**Dataset items:**
◆ ◆ ◆ ◆

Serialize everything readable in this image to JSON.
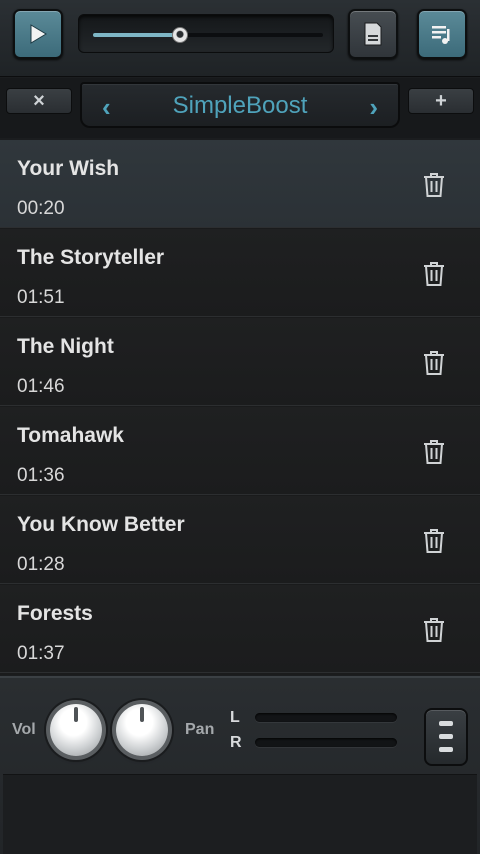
{
  "colors": {
    "accent": "#4fa3bb",
    "active_row": "#2e353a",
    "background": "#1a1b1c"
  },
  "toolbar": {
    "play_icon": "play-icon",
    "seek_progress": 0.38,
    "sd_icon": "sd-card-icon",
    "playlist_icon": "playlist-icon"
  },
  "preset": {
    "close_label": "×",
    "prev_label": "‹",
    "name": "SimpleBoost",
    "next_label": "›",
    "add_label": "+"
  },
  "tracks": [
    {
      "title": "Your Wish",
      "duration": "00:20",
      "active": true
    },
    {
      "title": "The Storyteller",
      "duration": "01:51",
      "active": false
    },
    {
      "title": "The Night",
      "duration": "01:46",
      "active": false
    },
    {
      "title": "Tomahawk",
      "duration": "01:36",
      "active": false
    },
    {
      "title": "You Know Better",
      "duration": "01:28",
      "active": false
    },
    {
      "title": "Forests",
      "duration": "01:37",
      "active": false
    }
  ],
  "controls": {
    "vol_label": "Vol",
    "pan_label": "Pan",
    "left_label": "L",
    "right_label": "R"
  }
}
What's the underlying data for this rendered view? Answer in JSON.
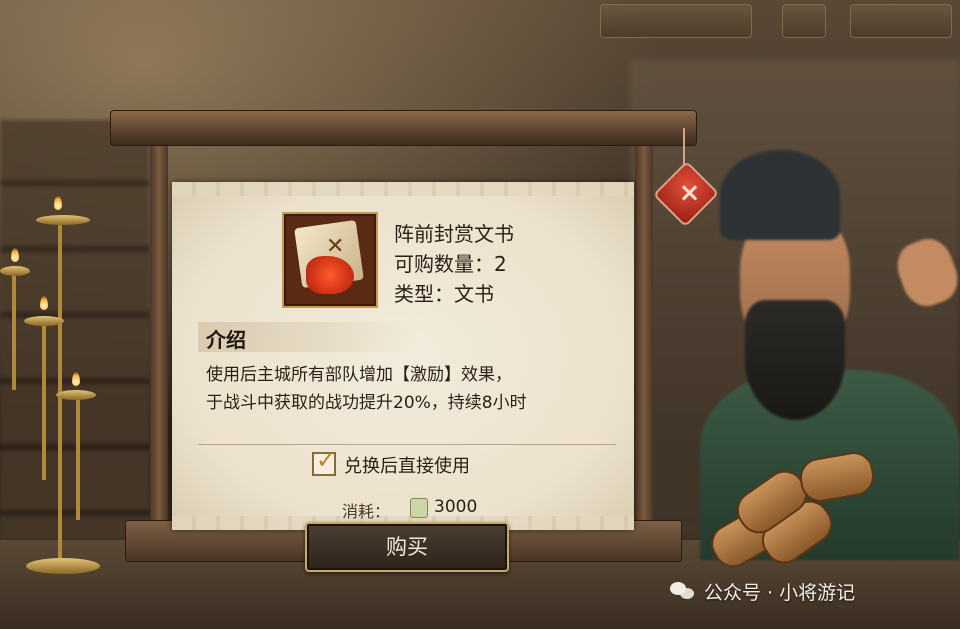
{
  "hud": {
    "cell1": "",
    "cell2": "",
    "cell3": ""
  },
  "item": {
    "name": "阵前封赏文书",
    "quantity": "可购数量：2",
    "type": "类型：文书"
  },
  "intro": {
    "title": "介绍",
    "line1": "使用后主城所有部队增加【激励】效果，",
    "line2": "于战斗中获取的战功提升20%，持续8小时"
  },
  "option": {
    "label": "兑换后直接使用",
    "checked": true
  },
  "cost": {
    "label": "消耗：",
    "value": "3000"
  },
  "buy_button": "购买",
  "close_symbol": "×",
  "watermark": "公众号 · 小将游记",
  "icons": {
    "close": "close-icon",
    "check": "check-icon",
    "currency": "copper-coin-icon",
    "item": "scroll-item-icon",
    "wechat": "wechat-icon"
  }
}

◆ ◆ ◆ ◆

**AIM:**
Each record above must be returned exactly as written, with its pictures omitted.

**RESPONSE TO THIS EXERCISE:**
Serialize everything readable in this image to JSON.
{
  "colors": {
    "accent": "#4fa3bb",
    "active_row": "#2e353a",
    "background": "#1a1b1c"
  },
  "toolbar": {
    "play_icon": "play-icon",
    "seek_progress": 0.38,
    "sd_icon": "sd-card-icon",
    "playlist_icon": "playlist-icon"
  },
  "preset": {
    "close_label": "×",
    "prev_label": "‹",
    "name": "SimpleBoost",
    "next_label": "›",
    "add_label": "+"
  },
  "tracks": [
    {
      "title": "Your Wish",
      "duration": "00:20",
      "active": true
    },
    {
      "title": "The Storyteller",
      "duration": "01:51",
      "active": false
    },
    {
      "title": "The Night",
      "duration": "01:46",
      "active": false
    },
    {
      "title": "Tomahawk",
      "duration": "01:36",
      "active": false
    },
    {
      "title": "You Know Better",
      "duration": "01:28",
      "active": false
    },
    {
      "title": "Forests",
      "duration": "01:37",
      "active": false
    }
  ],
  "controls": {
    "vol_label": "Vol",
    "pan_label": "Pan",
    "left_label": "L",
    "right_label": "R"
  }
}
What's the underlying data for this rendered view? Answer in JSON.
{
  "hud": {
    "cell1": "",
    "cell2": "",
    "cell3": ""
  },
  "item": {
    "name": "阵前封赏文书",
    "quantity": "可购数量：2",
    "type": "类型：文书"
  },
  "intro": {
    "title": "介绍",
    "line1": "使用后主城所有部队增加【激励】效果，",
    "line2": "于战斗中获取的战功提升20%，持续8小时"
  },
  "option": {
    "label": "兑换后直接使用",
    "checked": true
  },
  "cost": {
    "label": "消耗：",
    "value": "3000"
  },
  "buy_button": "购买",
  "close_symbol": "×",
  "watermark": "公众号 · 小将游记",
  "icons": {
    "close": "close-icon",
    "check": "check-icon",
    "currency": "copper-coin-icon",
    "item": "scroll-item-icon",
    "wechat": "wechat-icon"
  }
}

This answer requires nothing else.